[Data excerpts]
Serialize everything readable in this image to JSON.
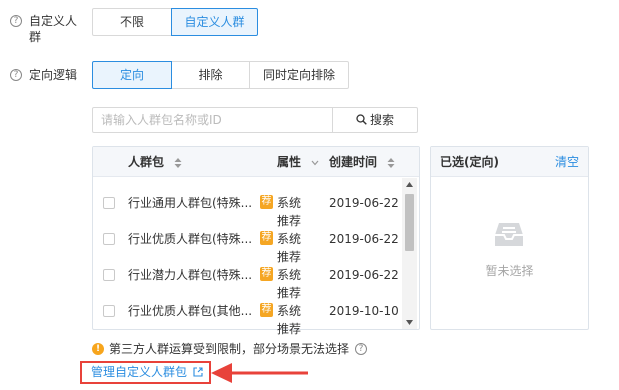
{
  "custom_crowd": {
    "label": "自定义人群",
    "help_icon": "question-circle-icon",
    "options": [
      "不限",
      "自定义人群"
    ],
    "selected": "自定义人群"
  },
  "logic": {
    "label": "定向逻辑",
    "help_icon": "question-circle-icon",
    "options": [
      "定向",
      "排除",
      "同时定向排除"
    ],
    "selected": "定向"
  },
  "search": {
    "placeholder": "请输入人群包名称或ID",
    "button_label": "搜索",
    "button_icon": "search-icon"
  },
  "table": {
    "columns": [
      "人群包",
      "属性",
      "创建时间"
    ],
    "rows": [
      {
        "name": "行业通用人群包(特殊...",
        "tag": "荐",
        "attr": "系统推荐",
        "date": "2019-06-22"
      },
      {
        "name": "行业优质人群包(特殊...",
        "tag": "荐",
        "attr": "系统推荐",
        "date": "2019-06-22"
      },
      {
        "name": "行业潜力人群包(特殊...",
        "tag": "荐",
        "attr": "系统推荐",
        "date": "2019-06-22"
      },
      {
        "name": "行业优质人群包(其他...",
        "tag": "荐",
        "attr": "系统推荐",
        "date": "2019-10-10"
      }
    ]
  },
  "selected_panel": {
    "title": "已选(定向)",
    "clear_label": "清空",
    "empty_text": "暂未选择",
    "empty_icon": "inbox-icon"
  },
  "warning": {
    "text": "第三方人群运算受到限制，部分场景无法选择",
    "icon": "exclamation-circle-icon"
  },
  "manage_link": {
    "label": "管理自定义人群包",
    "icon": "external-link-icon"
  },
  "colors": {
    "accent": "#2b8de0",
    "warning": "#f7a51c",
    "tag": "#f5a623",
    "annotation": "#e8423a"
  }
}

---

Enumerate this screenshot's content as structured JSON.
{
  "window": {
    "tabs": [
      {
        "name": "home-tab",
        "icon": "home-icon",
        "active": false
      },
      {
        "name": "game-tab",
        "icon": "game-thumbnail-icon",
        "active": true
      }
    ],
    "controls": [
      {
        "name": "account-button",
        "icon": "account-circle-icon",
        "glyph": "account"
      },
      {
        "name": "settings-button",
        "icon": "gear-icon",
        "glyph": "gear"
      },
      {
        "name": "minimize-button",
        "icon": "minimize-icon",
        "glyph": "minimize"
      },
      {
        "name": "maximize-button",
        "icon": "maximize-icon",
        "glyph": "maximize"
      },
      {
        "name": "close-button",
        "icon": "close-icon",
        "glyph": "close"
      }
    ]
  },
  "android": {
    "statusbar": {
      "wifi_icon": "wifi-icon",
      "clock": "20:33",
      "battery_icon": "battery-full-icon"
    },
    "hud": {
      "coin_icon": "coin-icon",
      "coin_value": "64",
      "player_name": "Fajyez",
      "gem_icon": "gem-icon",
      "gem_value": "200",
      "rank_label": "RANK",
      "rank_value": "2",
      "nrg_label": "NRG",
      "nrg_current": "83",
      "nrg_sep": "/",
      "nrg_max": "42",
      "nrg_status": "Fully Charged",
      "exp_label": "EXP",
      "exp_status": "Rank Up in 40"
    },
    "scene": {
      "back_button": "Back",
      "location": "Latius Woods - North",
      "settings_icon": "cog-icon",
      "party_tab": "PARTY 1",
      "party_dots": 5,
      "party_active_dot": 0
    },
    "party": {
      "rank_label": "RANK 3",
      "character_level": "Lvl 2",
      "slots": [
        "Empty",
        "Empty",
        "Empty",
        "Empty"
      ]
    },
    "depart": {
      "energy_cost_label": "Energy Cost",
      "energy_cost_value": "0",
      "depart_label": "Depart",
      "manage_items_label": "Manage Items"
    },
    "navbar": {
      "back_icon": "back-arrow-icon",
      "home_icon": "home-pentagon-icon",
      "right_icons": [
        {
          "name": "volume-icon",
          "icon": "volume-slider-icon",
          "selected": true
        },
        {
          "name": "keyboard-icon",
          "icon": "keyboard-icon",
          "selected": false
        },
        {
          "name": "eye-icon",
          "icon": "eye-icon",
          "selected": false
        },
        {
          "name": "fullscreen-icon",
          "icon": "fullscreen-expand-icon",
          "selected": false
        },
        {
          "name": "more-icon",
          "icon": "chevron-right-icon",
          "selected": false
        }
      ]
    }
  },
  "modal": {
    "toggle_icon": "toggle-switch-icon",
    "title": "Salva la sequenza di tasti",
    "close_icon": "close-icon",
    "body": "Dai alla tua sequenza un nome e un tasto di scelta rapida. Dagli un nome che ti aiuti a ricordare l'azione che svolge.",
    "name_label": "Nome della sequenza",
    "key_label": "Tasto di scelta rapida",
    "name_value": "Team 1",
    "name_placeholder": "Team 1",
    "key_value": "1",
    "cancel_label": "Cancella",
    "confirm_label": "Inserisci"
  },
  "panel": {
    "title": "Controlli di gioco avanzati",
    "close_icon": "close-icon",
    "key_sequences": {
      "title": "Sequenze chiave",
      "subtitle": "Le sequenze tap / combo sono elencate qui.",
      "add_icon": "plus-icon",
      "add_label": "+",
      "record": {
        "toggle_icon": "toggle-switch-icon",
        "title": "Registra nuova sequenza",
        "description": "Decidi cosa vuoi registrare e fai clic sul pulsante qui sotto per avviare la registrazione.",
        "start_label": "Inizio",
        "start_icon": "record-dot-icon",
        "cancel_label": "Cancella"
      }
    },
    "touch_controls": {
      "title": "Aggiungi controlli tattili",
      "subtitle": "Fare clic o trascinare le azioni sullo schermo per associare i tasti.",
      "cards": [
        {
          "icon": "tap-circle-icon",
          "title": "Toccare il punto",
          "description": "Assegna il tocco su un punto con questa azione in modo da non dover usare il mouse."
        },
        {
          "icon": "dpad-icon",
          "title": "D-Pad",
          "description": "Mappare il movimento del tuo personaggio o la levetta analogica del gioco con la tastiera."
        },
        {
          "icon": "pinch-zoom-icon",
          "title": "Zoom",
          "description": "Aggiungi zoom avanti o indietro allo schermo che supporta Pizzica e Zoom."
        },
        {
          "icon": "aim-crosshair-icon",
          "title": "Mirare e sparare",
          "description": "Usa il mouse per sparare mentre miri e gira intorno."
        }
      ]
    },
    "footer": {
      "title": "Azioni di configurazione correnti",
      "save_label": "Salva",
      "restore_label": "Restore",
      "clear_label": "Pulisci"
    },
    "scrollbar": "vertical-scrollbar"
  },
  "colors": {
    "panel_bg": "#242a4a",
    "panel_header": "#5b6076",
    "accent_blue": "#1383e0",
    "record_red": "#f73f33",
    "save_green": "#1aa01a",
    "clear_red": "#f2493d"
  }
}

TASK STATEMENT
From the listing above, return each line with the word "sparare".

SOLVED PROBLEM
          "title": "Mirare e sparare",
          "description": "Usa il mouse per sparare mentre miri e gira intorno."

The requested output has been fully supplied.